Provided records —

---+---

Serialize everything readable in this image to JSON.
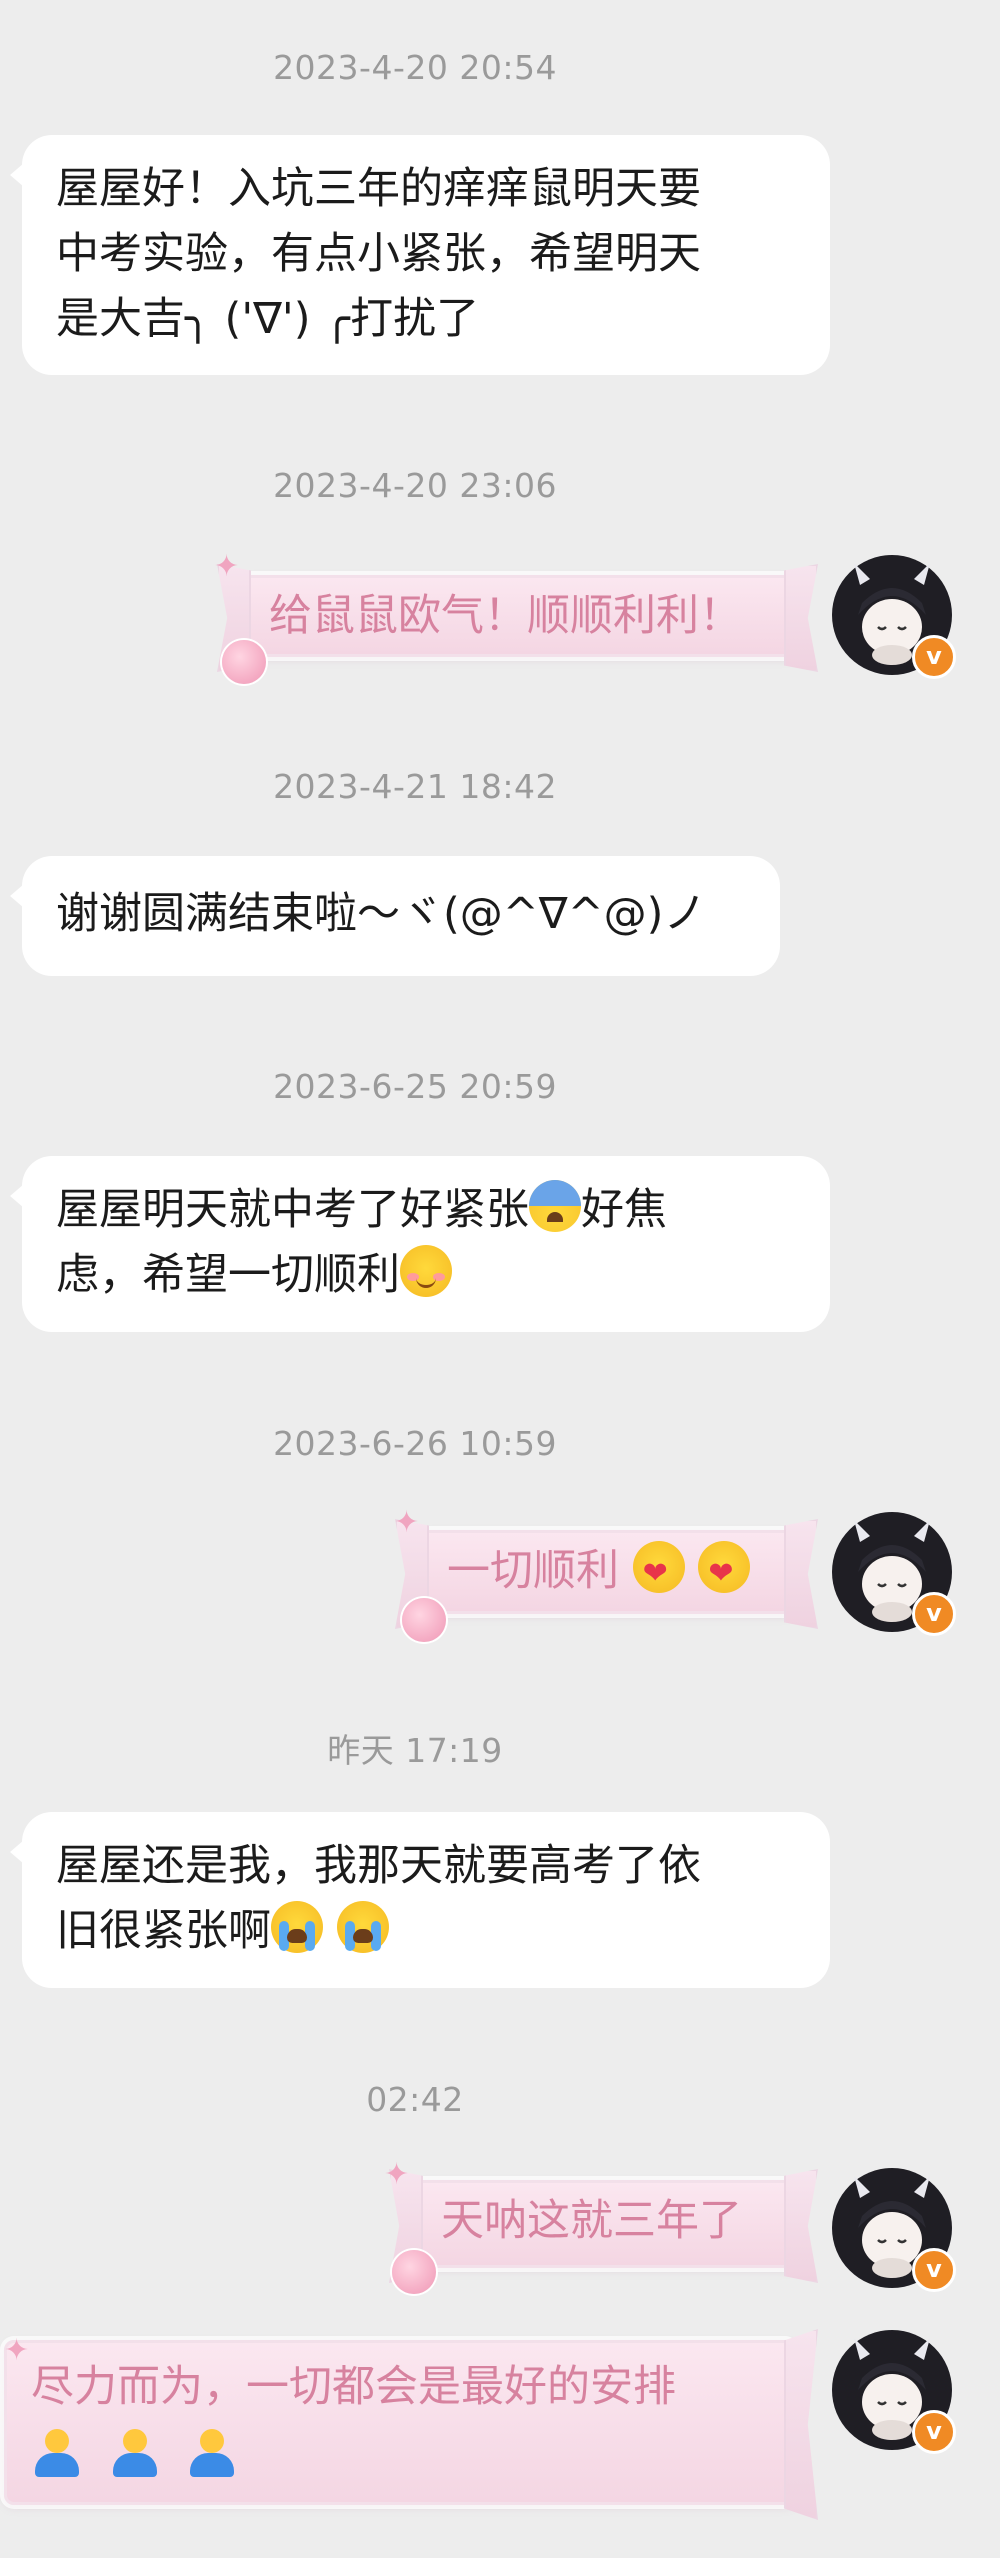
{
  "messages": [
    {
      "timestamp": "2023-4-20 20:54",
      "text_lines": [
        "屋屋好！入坑三年的痒痒鼠明天要",
        "中考实验，有点小紧张，希望明天",
        "是大吉╮ ('∇') ╭打扰了"
      ]
    },
    {
      "timestamp": "2023-4-20 23:06",
      "text": "给鼠鼠欧气！顺顺利利！"
    },
    {
      "timestamp": "2023-4-21 18:42",
      "text": "谢谢圆满结束啦～ヾ(@^∇^@)ノ"
    },
    {
      "timestamp": "2023-6-25 20:59",
      "text_line1": "屋屋明天就中考了好紧张",
      "text_line1b": "好焦",
      "text_line2": "虑，希望一切顺利"
    },
    {
      "timestamp": "2023-6-26 10:59",
      "text": "一切顺利"
    },
    {
      "timestamp": "昨天 17:19",
      "text_line1": "屋屋还是我，我那天就要高考了依",
      "text_line2": "旧很紧张啊"
    },
    {
      "timestamp": "02:42",
      "text": "天呐这就三年了"
    },
    {
      "text": "尽力而为，一切都会是最好的安排"
    }
  ],
  "avatar": {
    "badge": "v"
  },
  "colors": {
    "background": "#ededed",
    "bubble_left": "#ffffff",
    "bubble_right_text": "#d7829f",
    "badge": "#f08a24"
  }
}
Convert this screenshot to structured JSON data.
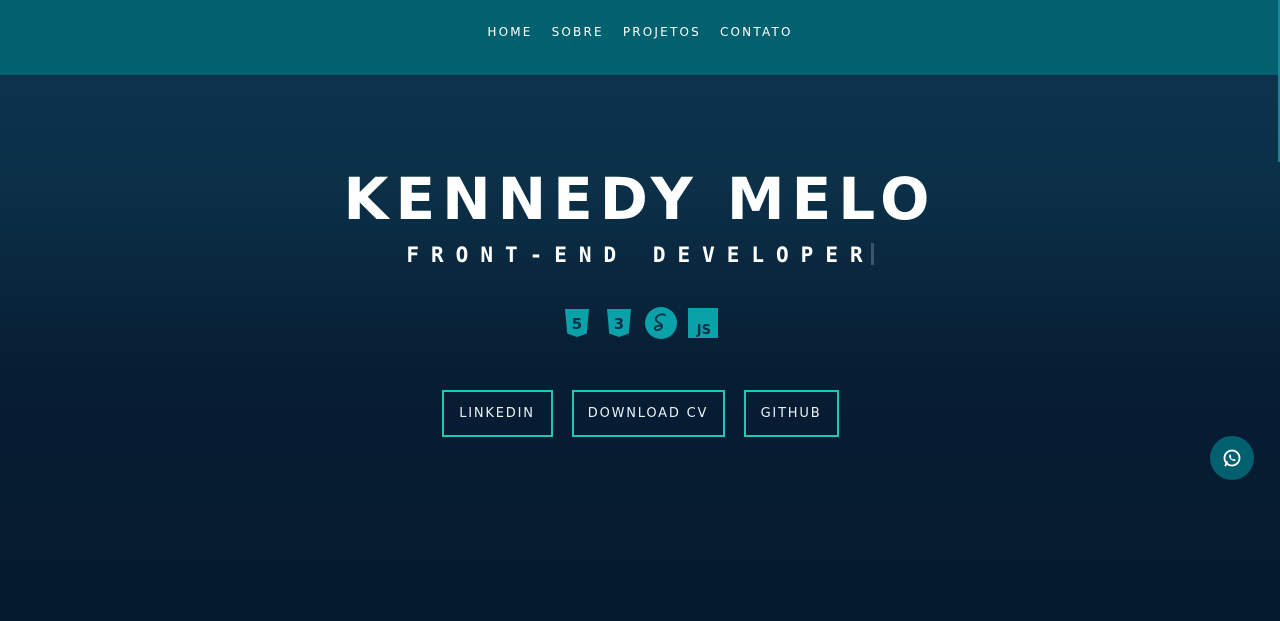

---+---

Task brief — Say how many lines have the string "JSON" in them, offering no words beyond the number.

Output of the task — 2